Collected data entries:
-.-.-

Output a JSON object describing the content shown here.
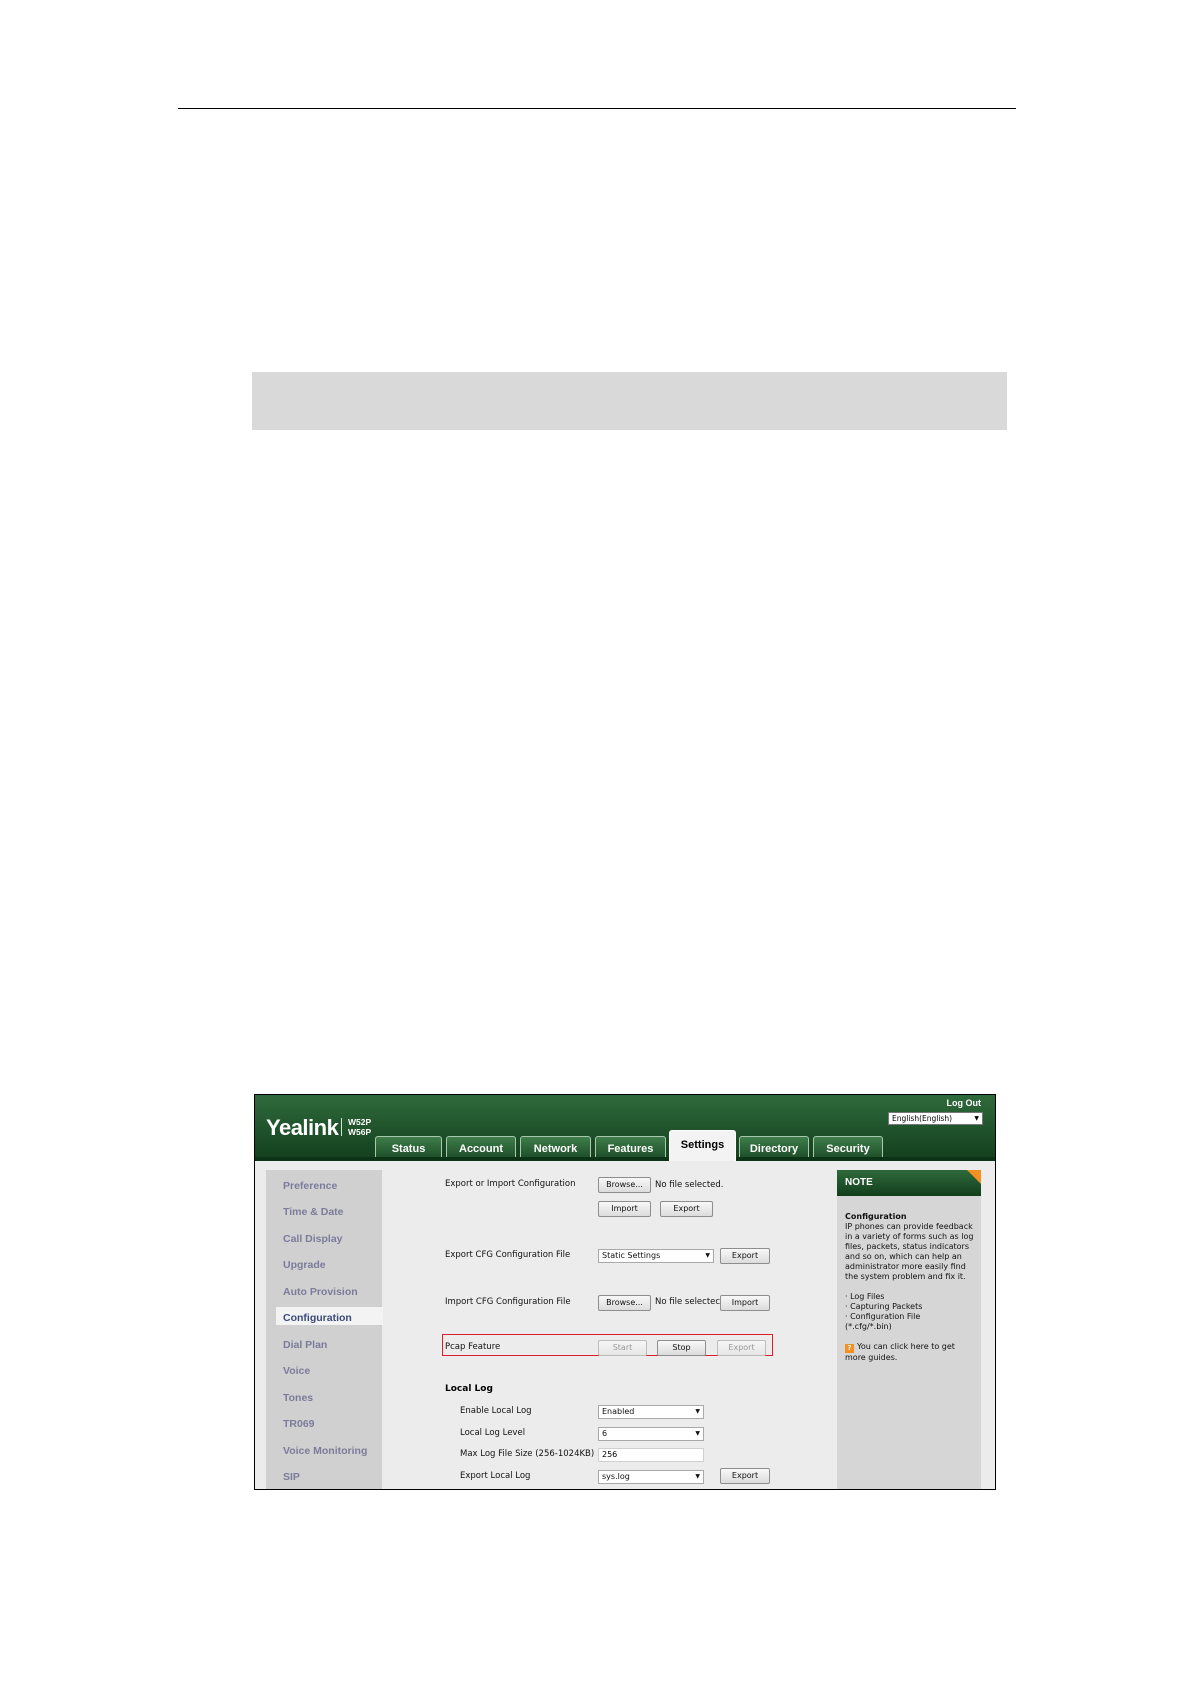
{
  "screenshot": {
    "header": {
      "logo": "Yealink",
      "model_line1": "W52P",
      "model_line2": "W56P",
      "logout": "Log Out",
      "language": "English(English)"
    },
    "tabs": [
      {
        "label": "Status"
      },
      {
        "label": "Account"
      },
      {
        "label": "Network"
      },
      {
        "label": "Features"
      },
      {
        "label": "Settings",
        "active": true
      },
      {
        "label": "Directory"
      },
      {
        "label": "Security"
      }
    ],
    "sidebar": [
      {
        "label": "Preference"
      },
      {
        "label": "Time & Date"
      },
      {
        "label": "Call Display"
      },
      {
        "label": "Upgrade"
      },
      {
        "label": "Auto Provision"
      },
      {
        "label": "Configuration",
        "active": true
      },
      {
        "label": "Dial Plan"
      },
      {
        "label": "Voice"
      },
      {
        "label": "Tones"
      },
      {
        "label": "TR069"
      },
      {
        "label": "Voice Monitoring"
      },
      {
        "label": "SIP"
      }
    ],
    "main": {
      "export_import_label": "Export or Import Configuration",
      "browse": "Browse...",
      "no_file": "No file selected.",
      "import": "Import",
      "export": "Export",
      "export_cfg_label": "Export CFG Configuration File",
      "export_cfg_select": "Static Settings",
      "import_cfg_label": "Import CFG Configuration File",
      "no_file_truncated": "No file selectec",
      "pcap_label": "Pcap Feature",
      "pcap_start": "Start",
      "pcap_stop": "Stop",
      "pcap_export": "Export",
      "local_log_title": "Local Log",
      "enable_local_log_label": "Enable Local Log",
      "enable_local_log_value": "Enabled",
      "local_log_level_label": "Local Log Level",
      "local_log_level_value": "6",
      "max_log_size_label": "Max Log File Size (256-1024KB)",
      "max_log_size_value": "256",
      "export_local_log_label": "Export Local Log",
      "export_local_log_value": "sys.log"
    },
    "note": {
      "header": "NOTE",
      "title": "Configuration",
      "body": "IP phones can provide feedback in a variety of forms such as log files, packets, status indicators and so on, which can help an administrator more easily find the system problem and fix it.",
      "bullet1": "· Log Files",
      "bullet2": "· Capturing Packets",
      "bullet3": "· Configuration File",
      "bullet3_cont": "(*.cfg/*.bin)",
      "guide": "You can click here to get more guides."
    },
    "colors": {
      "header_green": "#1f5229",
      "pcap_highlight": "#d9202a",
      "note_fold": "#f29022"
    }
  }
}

-.-.-

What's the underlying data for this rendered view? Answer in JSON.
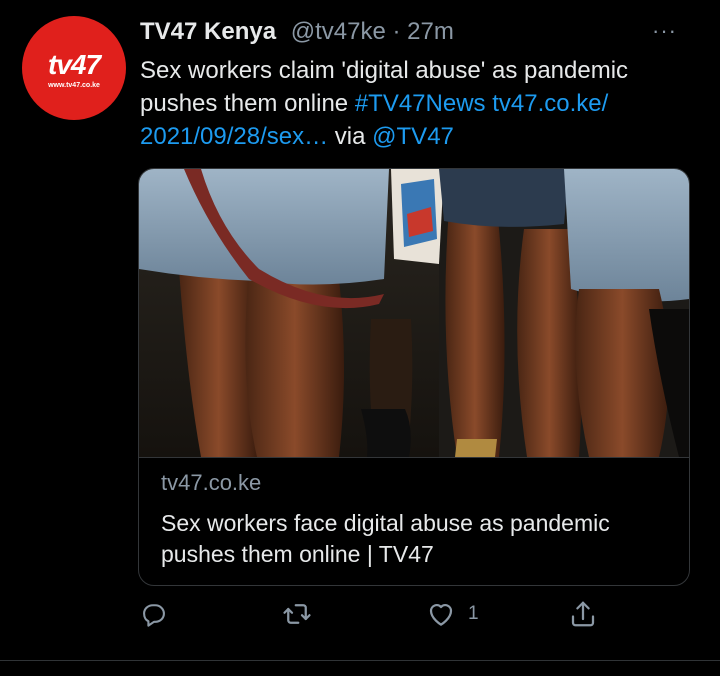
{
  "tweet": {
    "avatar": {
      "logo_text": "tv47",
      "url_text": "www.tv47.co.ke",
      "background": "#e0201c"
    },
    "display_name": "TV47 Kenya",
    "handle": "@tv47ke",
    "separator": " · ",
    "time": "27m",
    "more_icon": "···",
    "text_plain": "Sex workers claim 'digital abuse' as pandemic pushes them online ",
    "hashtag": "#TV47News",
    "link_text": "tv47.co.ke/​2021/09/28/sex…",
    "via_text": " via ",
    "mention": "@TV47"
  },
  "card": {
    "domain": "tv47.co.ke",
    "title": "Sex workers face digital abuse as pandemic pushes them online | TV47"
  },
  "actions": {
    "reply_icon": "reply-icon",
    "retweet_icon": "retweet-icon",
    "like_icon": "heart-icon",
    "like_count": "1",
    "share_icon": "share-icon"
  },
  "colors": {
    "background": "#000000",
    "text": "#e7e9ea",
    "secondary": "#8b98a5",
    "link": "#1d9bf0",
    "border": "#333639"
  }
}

-.-.-

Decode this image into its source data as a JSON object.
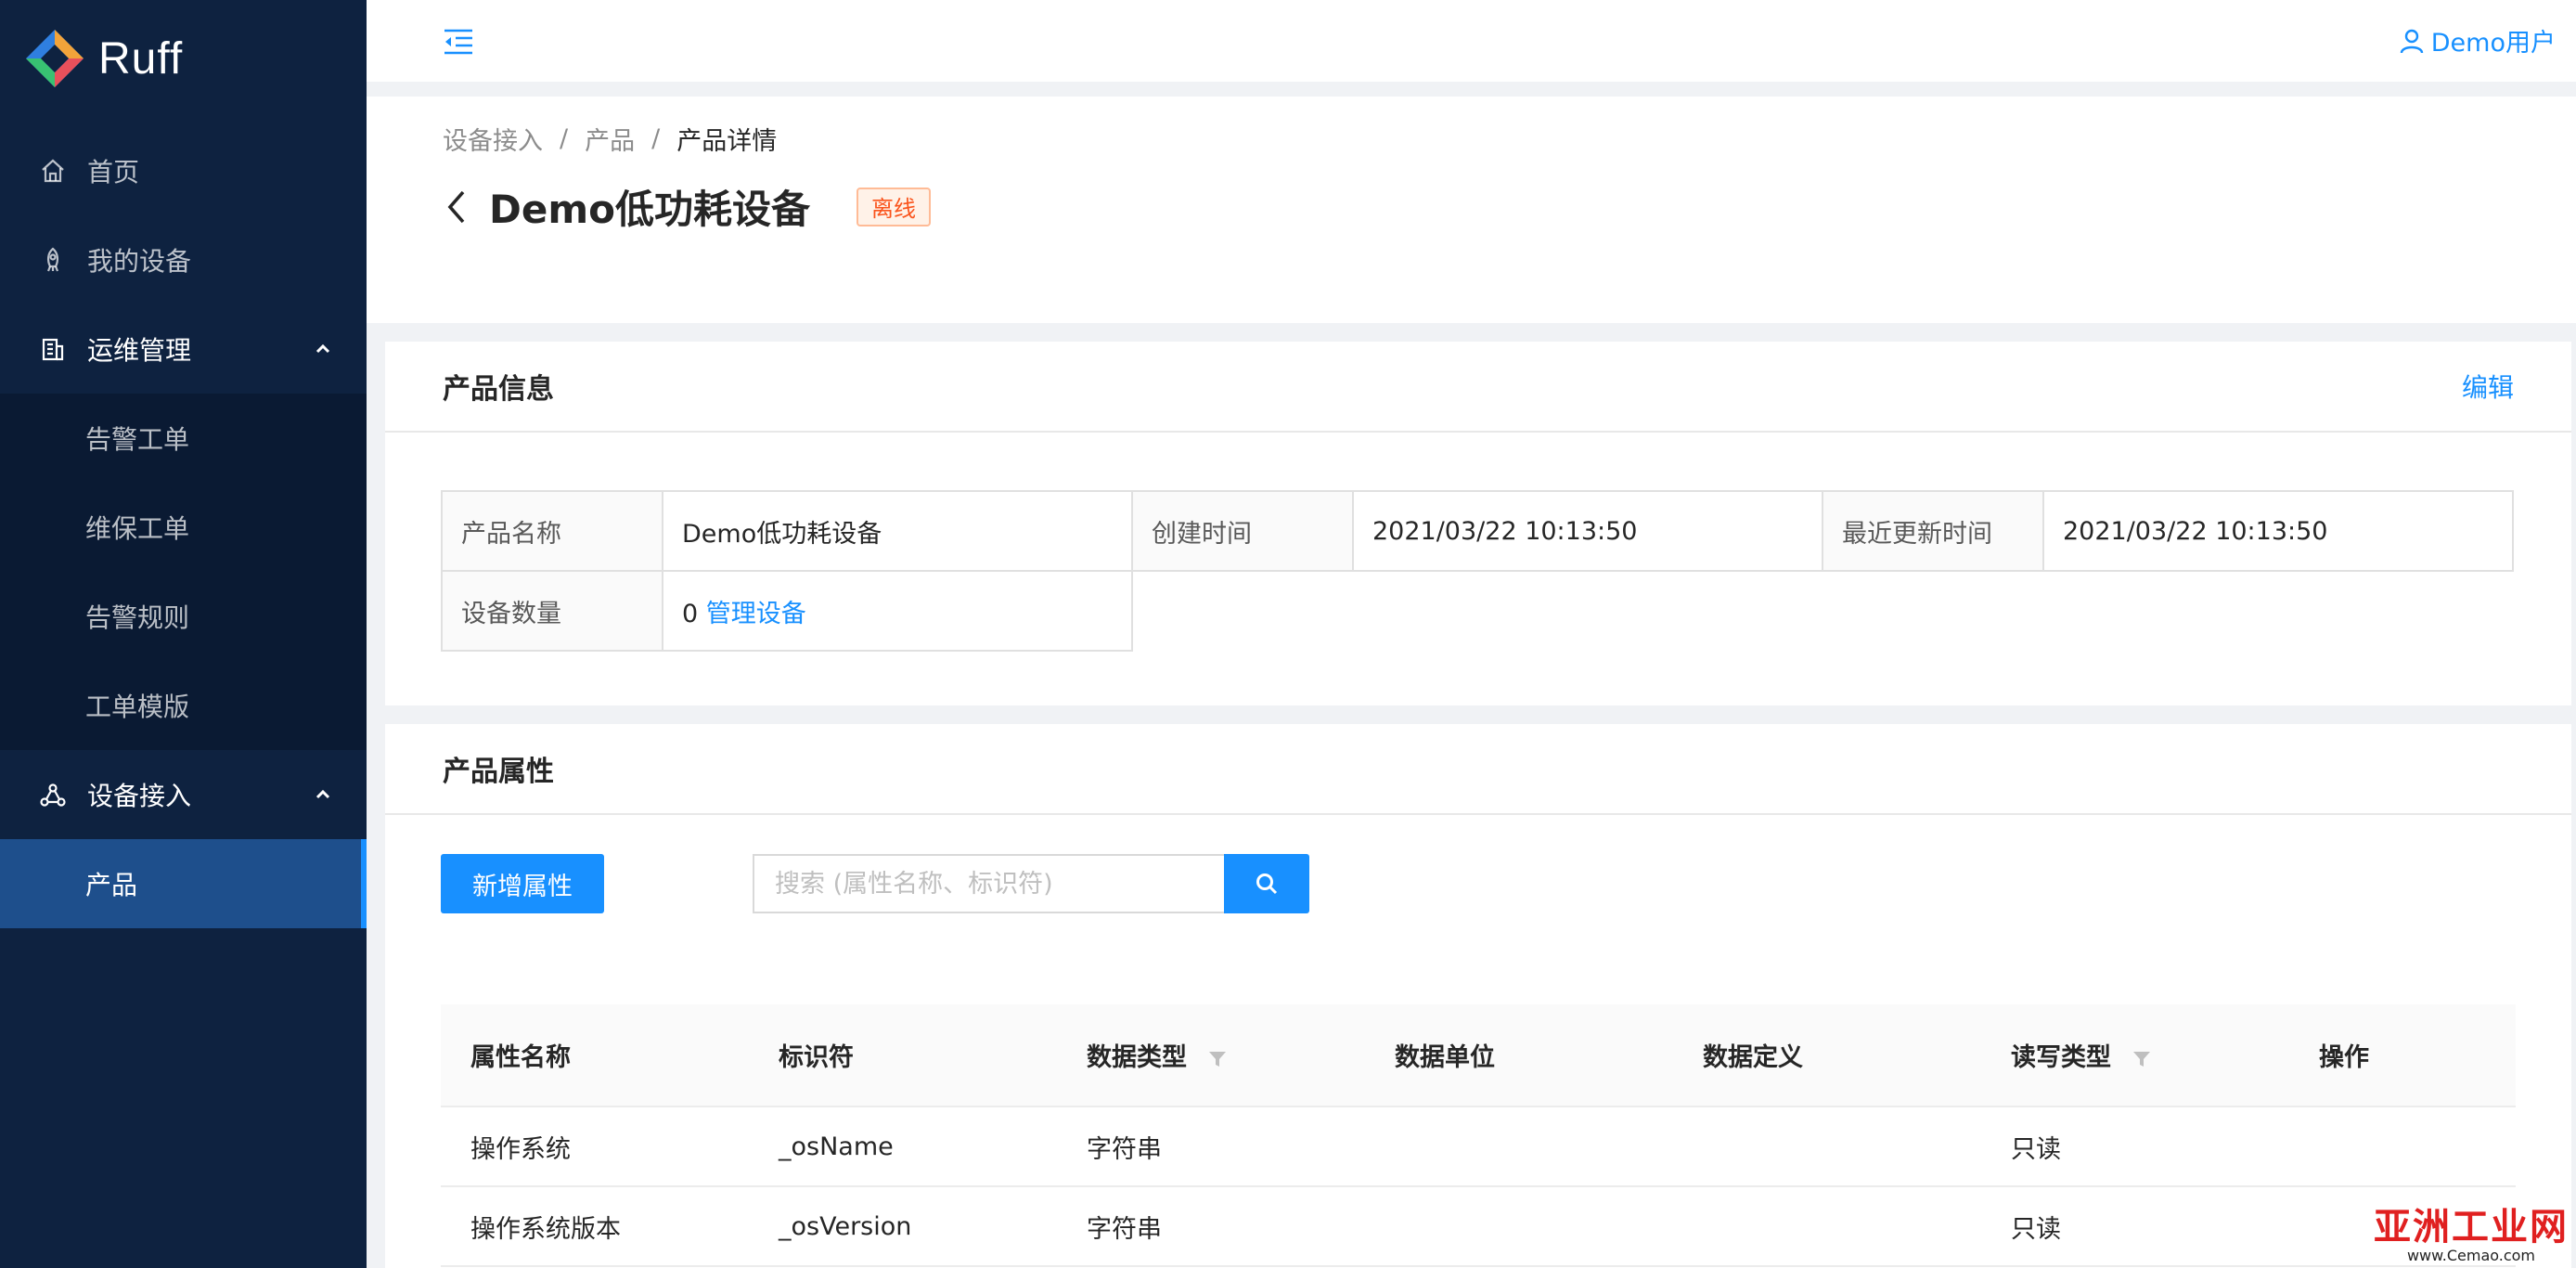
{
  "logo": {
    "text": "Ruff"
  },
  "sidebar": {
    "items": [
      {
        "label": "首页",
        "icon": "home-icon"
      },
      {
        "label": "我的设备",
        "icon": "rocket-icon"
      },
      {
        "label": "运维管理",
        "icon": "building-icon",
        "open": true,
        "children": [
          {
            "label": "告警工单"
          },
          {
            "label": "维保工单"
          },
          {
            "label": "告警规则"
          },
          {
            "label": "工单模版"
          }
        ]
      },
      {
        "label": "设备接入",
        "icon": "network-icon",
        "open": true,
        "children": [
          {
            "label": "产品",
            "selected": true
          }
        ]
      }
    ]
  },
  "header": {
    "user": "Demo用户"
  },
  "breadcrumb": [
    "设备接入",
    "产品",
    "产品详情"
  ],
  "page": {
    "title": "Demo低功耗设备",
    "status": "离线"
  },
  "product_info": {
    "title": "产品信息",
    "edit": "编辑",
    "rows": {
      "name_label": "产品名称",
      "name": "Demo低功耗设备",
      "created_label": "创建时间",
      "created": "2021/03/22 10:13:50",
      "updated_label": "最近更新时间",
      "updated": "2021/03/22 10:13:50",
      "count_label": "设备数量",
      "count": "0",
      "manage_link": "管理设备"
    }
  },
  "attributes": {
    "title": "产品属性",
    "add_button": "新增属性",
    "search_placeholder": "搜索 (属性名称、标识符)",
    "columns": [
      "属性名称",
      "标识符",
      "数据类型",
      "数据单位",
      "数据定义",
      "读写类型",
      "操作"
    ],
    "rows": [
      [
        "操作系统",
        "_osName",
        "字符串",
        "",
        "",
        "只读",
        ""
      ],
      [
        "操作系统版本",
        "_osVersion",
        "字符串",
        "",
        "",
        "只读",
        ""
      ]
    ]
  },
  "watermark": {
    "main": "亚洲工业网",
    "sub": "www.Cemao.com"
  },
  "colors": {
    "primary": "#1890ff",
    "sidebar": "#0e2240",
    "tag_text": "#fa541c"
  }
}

-.-.-

WHAT IS NEEDED ▸ List every line in the records above that contains the word "pushes".

EXERCISE RESULT ▸
    "text_plain": "Sex workers claim 'digital abuse' as pandemic pushes them online ",
    "title": "Sex workers face digital abuse as pandemic pushes them online | TV47"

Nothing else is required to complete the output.